> **TASK INSTRUCTIONS**
All lines featuring the string "text" are to be listed.

[Part of a data file]
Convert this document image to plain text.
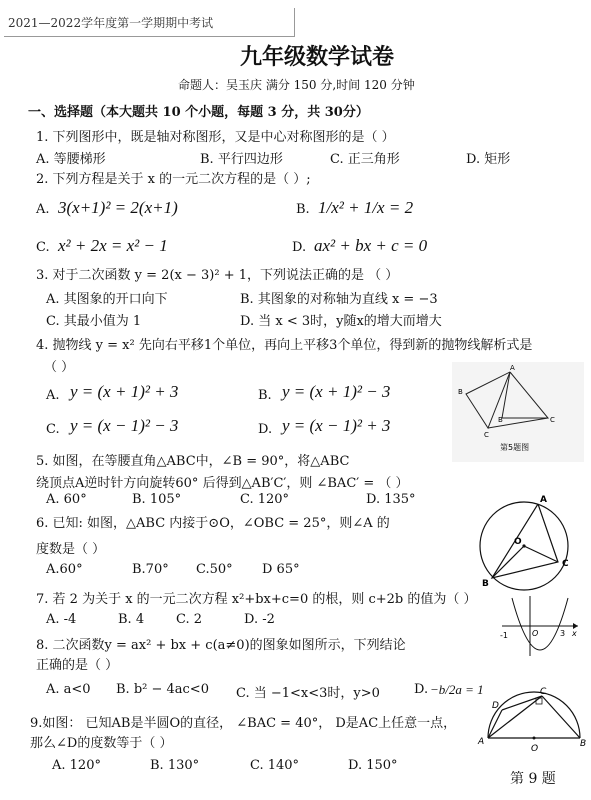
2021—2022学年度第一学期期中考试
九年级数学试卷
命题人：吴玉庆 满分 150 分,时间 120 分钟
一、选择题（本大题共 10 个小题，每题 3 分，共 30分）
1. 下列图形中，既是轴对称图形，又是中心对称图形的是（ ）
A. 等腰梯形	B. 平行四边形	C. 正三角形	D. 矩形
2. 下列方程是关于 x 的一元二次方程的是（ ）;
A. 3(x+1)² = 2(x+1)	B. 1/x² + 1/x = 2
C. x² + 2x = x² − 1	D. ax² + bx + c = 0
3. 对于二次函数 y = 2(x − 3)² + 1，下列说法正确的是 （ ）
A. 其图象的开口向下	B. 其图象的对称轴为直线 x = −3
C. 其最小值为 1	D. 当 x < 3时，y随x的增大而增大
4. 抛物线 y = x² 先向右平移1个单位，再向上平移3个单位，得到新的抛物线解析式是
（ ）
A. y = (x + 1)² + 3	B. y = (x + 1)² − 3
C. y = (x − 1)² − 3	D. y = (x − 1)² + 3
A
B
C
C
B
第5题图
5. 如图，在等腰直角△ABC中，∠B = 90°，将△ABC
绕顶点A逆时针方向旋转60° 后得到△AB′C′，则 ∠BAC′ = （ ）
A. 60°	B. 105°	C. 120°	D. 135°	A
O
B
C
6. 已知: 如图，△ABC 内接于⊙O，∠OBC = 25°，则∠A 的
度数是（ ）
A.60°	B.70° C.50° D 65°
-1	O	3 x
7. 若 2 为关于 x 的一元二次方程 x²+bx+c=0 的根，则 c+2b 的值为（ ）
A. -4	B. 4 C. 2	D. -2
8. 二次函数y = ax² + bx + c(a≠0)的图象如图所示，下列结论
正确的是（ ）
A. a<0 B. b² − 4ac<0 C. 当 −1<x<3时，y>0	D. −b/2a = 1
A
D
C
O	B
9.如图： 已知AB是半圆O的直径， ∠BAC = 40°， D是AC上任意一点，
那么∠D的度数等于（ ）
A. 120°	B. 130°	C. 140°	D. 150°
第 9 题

...

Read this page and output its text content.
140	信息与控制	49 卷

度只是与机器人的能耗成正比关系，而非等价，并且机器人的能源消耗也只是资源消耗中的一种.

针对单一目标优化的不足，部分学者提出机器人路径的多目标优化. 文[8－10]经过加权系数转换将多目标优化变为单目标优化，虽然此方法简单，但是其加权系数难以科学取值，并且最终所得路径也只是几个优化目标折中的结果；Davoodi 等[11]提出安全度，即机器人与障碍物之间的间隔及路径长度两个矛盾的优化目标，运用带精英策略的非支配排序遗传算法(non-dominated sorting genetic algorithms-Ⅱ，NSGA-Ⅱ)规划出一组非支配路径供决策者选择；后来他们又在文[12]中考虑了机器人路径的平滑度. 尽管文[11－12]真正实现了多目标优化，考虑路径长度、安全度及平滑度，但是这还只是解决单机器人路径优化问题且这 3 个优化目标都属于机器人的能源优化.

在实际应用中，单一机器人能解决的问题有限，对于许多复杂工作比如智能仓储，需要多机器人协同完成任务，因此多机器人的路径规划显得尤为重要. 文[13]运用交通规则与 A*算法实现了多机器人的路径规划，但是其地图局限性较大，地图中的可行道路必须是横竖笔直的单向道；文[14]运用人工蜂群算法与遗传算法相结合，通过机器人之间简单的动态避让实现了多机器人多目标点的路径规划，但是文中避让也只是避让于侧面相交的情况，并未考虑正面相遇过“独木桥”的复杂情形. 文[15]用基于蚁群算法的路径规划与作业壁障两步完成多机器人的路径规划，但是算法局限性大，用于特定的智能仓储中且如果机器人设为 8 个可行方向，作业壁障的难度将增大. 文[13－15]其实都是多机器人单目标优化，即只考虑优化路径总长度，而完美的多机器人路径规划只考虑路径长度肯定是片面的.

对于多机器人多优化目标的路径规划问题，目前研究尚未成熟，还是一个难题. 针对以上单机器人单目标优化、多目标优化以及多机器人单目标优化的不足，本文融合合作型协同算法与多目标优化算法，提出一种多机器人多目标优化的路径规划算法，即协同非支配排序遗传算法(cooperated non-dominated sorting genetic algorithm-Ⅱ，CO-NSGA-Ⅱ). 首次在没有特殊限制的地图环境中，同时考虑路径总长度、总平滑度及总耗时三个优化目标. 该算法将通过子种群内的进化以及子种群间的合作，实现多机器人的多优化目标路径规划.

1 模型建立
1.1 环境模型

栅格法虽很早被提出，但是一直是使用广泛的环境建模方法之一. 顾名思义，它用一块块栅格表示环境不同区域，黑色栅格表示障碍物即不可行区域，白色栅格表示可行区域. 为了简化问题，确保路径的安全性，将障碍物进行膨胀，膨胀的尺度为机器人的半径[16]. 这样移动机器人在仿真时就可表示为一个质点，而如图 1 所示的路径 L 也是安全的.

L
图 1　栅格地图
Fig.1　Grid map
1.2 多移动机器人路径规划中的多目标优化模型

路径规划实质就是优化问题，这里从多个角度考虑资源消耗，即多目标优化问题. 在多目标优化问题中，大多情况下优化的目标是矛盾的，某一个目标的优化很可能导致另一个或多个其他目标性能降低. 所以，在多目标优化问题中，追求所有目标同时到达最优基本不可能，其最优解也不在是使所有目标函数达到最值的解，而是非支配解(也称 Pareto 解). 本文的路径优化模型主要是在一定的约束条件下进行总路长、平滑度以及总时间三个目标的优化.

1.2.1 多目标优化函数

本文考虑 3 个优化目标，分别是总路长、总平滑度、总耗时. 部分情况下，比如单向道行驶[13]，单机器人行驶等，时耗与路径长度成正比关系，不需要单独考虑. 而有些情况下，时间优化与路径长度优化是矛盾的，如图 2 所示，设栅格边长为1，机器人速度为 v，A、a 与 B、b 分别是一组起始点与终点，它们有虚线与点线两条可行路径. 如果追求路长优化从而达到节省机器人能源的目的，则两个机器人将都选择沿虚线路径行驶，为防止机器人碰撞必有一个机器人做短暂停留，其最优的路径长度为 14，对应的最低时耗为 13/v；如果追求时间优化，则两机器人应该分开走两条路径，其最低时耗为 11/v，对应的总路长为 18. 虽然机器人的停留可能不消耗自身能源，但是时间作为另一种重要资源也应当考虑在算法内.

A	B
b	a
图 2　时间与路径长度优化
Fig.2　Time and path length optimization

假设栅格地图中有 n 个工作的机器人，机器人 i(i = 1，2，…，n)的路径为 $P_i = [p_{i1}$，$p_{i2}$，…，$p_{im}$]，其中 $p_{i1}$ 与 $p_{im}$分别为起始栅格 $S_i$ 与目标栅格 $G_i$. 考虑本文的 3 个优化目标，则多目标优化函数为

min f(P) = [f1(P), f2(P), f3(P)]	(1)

---

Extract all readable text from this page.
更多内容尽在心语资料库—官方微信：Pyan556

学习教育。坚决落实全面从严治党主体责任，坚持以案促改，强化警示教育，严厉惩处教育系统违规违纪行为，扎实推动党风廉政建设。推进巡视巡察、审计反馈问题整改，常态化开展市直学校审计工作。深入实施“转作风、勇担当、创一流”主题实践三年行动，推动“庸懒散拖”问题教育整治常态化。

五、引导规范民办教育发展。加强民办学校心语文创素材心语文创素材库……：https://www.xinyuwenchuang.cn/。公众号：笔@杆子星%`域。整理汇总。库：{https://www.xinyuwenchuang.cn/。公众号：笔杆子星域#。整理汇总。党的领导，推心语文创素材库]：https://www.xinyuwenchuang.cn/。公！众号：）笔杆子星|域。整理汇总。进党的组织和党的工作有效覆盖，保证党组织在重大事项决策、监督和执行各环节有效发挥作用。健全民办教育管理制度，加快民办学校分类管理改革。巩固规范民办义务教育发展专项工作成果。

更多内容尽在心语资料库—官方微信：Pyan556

> **REPLY TO THE EXERCISE**
Convert this document image to plain text.
Read this page and output its text content.
Extract all readable text from this page.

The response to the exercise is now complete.